_Aim_. Nothing in the data should change when you return it, but leave the pictures out.

_Data section_.
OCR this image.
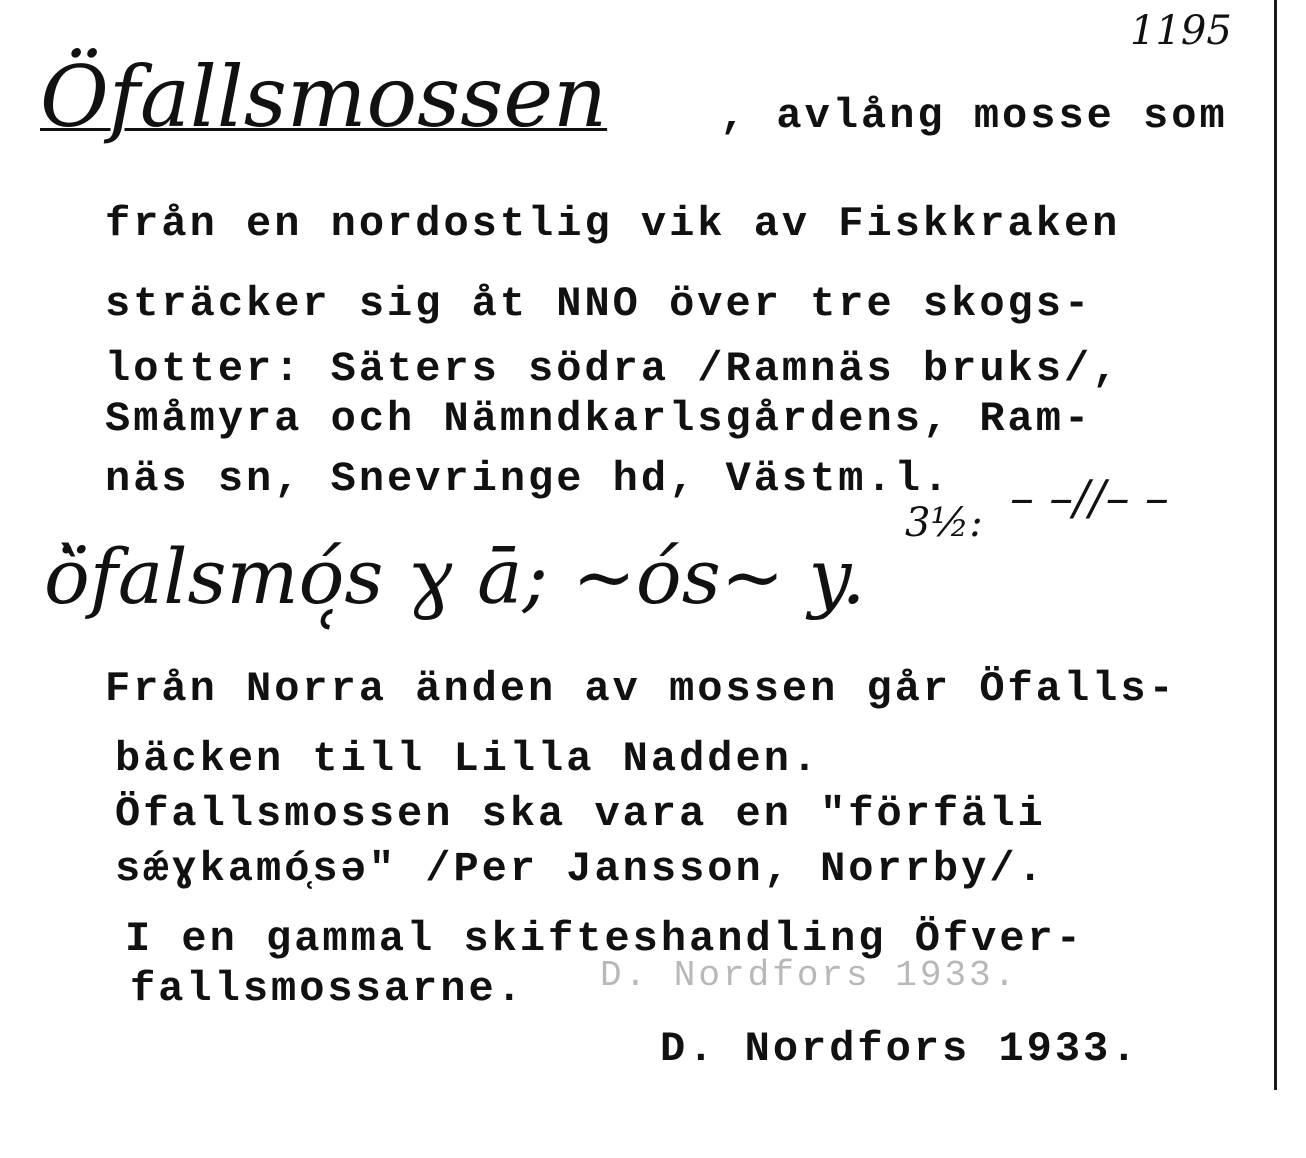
1195
Öfallsmossen	, avlång mosse som
från en nordostlig vik av Fiskkraken
sträcker sig åt NNO över tre skogs-
lotter: Säters södra /Ramnäs bruks/,
Småmyra och Nämndkarlsgårdens, Ram-
näs sn, Snevringe hd, Västm.l.
3½: – –//– –
ö̀falsmó̜s ɣ ā; ~ós~ y.
Från Norra änden av mossen går Öfalls-
bäcken till Lilla Nadden.
Öfallsmossen ska vara en "förfäli
sǽɣkamó̜sə" /Per Jansson, Norrby/.
I en gammal skifteshandling Öfver-
fallsmossarne. D. Nordfors 1933.
D. Nordfors 1933.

_Written response_.
OCR this image.
1195
Öfallsmossen	, avlång mosse som
från en nordostlig vik av Fiskkraken
sträcker sig åt NNO över tre skogs-
lotter: Säters södra /Ramnäs bruks/,
Småmyra och Nämndkarlsgårdens, Ram-
näs sn, Snevringe hd, Västm.l.
3½: – –//– –
ö̀falsmó̜s ɣ ā; ~ós~ y.
Från Norra änden av mossen går Öfalls-
bäcken till Lilla Nadden.
Öfallsmossen ska vara en "förfäli
sǽɣkamó̜sə" /Per Jansson, Norrby/.
I en gammal skifteshandling Öfver-
fallsmossarne. D. Nordfors 1933.
D. Nordfors 1933.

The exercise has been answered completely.